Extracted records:
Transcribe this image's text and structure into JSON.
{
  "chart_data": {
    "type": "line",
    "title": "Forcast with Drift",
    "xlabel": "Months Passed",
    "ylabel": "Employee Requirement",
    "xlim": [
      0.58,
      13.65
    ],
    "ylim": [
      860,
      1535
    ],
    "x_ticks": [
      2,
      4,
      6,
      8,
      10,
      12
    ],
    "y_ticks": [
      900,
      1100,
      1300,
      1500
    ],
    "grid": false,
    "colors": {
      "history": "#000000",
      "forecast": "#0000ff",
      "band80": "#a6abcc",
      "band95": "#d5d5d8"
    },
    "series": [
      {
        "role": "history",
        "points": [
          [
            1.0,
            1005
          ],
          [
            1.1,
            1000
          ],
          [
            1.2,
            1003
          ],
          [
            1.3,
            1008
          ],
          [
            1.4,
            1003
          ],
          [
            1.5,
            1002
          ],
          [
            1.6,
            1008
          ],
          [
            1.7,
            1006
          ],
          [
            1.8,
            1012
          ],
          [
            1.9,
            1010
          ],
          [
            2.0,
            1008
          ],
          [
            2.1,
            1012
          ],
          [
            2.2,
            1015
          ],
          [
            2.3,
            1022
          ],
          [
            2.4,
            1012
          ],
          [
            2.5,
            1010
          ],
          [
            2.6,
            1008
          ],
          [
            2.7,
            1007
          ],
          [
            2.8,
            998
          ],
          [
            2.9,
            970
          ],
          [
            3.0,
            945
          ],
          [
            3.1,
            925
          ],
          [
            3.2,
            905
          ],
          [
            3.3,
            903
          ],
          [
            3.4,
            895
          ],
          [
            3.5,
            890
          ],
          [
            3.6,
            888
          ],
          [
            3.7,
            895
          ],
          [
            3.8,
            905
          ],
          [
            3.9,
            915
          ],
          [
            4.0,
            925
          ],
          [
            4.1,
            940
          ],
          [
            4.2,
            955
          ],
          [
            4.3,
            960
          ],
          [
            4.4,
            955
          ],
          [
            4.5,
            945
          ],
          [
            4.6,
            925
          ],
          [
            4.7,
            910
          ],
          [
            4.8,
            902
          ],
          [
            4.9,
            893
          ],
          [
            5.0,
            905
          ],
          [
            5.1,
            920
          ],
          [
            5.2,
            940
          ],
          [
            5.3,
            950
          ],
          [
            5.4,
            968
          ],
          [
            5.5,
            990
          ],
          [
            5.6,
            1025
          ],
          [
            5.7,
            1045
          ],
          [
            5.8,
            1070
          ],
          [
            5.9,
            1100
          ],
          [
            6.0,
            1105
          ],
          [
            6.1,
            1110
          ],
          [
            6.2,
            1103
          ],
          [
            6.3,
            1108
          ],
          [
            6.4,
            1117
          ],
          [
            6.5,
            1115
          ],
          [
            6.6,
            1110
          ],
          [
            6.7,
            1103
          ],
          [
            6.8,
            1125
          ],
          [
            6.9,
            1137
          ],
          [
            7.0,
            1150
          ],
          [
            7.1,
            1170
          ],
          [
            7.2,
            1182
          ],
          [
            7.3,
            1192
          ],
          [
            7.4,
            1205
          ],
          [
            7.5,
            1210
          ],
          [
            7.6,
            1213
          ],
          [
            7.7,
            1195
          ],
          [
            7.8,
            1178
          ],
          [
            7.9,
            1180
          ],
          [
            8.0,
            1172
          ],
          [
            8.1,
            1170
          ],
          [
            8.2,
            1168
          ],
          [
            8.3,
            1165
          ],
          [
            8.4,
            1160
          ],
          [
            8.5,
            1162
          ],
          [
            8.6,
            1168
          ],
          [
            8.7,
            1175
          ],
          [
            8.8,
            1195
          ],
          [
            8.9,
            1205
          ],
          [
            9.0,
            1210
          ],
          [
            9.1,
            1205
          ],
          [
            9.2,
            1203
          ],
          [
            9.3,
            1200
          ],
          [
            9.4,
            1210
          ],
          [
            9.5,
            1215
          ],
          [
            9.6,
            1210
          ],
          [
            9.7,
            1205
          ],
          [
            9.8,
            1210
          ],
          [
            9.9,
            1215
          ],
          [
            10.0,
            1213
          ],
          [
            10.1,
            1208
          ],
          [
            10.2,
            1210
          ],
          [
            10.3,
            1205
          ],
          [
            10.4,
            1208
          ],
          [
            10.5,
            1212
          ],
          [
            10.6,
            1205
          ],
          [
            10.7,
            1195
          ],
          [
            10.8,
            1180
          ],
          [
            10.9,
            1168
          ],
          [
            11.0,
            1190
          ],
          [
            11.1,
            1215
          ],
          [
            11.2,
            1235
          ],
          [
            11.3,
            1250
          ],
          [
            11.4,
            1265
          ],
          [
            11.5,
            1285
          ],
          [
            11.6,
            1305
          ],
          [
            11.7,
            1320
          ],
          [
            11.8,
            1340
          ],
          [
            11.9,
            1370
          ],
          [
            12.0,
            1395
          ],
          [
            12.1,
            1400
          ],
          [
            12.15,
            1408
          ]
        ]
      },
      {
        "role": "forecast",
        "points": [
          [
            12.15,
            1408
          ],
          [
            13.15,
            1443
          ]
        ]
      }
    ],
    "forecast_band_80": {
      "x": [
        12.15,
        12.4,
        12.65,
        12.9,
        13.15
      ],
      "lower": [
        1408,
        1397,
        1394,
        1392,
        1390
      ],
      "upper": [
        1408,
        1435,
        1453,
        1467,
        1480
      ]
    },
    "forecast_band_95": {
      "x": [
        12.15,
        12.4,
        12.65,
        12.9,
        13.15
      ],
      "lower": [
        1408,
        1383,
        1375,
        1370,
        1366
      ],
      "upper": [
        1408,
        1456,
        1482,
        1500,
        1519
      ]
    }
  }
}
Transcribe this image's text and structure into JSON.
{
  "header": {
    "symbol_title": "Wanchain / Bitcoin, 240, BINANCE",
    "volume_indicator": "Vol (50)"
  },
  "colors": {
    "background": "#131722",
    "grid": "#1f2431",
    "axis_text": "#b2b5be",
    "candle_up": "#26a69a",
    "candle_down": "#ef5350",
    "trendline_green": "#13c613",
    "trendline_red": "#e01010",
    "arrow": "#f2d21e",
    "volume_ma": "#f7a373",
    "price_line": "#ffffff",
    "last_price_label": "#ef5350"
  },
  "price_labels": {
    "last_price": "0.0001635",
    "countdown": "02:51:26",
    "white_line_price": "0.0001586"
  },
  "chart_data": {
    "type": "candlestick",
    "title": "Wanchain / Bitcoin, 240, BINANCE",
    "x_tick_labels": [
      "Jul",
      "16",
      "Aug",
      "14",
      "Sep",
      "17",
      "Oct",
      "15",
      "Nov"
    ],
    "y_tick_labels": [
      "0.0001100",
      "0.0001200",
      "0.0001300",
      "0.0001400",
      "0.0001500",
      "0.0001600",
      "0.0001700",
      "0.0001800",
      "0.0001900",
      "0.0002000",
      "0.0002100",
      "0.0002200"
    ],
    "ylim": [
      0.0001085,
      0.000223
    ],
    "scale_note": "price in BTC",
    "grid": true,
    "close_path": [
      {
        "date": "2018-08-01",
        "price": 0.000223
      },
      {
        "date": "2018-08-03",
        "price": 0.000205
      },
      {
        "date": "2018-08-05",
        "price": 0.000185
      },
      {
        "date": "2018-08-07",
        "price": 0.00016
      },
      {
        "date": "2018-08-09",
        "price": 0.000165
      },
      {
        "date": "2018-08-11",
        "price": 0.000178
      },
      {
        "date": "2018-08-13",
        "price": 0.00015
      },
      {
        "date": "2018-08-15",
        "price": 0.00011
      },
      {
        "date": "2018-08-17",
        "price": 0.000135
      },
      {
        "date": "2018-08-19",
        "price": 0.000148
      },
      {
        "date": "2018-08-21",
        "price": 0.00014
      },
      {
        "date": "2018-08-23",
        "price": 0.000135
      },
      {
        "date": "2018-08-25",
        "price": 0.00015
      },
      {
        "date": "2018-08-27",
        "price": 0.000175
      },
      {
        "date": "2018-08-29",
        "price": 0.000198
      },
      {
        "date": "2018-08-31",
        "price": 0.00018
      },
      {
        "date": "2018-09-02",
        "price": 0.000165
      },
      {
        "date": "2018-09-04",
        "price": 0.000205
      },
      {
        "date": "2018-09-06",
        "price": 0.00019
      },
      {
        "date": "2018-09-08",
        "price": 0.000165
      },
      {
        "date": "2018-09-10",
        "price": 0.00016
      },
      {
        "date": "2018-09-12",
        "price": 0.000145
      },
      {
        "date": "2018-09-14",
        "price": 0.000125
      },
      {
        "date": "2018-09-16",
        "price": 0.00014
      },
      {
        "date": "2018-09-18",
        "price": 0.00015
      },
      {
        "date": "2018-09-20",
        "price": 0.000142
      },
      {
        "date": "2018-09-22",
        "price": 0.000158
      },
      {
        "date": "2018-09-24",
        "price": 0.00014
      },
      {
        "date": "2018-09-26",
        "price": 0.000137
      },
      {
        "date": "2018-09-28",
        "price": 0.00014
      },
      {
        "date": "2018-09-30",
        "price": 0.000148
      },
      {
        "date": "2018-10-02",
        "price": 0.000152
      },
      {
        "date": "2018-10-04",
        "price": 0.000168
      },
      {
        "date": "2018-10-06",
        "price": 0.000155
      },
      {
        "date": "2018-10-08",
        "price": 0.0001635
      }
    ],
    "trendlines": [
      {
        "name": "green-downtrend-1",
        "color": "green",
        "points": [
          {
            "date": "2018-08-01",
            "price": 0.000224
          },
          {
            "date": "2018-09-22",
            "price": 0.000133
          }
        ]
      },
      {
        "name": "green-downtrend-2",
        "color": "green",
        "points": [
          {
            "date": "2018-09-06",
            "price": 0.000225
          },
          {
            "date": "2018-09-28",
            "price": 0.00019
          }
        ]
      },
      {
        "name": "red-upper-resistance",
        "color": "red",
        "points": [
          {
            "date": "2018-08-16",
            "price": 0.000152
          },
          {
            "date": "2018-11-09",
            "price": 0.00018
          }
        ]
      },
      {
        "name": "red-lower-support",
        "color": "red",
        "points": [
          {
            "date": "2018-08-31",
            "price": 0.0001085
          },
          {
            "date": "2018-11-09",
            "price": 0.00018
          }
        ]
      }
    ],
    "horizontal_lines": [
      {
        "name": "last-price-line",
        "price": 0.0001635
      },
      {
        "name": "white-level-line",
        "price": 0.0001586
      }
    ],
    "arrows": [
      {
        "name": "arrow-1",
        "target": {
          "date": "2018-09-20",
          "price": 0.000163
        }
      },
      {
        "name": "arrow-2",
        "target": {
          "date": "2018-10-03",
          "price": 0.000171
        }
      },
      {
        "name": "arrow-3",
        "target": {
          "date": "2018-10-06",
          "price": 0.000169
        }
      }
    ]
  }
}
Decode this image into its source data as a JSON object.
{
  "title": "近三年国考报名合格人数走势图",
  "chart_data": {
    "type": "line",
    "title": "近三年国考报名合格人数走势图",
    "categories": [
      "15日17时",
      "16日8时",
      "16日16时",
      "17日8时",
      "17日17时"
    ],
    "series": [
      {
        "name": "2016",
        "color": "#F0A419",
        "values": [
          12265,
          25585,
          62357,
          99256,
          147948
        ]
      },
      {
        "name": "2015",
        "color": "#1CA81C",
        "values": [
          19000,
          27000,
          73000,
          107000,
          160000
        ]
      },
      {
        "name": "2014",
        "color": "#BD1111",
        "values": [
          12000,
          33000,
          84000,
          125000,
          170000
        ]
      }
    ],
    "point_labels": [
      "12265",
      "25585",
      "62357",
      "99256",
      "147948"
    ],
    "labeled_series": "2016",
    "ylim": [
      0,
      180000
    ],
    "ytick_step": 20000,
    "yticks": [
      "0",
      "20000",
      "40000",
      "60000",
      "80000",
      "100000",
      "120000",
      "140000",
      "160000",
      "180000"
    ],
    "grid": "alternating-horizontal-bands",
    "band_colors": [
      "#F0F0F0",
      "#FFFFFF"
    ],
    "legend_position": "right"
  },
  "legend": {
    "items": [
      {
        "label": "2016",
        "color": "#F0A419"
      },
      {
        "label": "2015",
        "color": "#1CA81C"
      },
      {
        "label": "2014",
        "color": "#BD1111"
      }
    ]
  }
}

# WRITTEN TASK:
Lines containing the string "Bitcoin" are to be selected and copied.

# CORRECT RESULT:
    "symbol_title": "Wanchain / Bitcoin, 240, BINANCE",
    "title": "Wanchain / Bitcoin, 240, BINANCE",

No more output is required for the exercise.